Stored records

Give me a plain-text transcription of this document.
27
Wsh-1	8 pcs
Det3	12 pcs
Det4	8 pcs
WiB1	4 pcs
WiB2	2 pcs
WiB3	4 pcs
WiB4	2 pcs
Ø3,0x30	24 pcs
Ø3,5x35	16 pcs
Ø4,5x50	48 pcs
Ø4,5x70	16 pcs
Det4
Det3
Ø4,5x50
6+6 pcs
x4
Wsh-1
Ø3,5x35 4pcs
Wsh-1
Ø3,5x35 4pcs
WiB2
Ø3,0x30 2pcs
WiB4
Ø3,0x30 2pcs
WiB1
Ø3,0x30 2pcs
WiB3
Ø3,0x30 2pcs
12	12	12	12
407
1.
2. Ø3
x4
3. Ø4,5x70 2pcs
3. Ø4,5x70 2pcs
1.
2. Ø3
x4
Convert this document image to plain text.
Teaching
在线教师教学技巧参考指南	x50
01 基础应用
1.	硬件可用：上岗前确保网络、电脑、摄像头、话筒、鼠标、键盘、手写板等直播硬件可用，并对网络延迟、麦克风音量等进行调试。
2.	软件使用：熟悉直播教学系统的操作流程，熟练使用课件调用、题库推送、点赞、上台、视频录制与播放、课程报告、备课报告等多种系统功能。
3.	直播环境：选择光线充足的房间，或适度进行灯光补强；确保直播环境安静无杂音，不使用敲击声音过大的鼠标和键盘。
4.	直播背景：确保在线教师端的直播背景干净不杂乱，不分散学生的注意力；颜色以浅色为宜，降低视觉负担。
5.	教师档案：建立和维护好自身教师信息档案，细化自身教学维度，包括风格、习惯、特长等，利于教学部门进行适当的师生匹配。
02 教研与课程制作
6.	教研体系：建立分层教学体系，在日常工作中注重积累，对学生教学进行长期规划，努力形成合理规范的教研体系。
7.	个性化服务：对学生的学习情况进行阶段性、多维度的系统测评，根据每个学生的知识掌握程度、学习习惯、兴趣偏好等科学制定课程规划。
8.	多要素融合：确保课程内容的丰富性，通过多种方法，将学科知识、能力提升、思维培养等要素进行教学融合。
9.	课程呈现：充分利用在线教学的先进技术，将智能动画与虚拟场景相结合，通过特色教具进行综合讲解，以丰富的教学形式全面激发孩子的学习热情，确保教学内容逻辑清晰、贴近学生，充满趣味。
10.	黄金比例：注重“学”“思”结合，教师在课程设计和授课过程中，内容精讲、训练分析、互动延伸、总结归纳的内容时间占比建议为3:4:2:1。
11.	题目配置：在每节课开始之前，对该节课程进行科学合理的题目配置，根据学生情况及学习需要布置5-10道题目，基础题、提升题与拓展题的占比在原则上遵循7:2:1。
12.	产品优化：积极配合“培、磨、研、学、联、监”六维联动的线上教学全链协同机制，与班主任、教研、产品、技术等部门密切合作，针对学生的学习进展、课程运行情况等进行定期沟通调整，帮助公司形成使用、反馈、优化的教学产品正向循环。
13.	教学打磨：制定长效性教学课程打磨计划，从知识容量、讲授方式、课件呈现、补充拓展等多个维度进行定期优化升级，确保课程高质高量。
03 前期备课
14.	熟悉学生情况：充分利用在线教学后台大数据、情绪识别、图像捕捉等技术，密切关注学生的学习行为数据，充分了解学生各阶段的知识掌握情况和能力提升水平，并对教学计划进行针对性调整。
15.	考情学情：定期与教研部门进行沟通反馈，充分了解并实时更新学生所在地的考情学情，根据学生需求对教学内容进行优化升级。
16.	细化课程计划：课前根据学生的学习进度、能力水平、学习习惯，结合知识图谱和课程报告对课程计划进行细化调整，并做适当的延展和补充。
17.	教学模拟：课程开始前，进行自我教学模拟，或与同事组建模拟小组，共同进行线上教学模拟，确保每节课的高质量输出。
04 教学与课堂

▶ _Task details_: Find each line that has the word "document", then copy it out.

▶ _Answer in full_:
Give me a plain-text transcription of this document.
Convert this document image to plain text.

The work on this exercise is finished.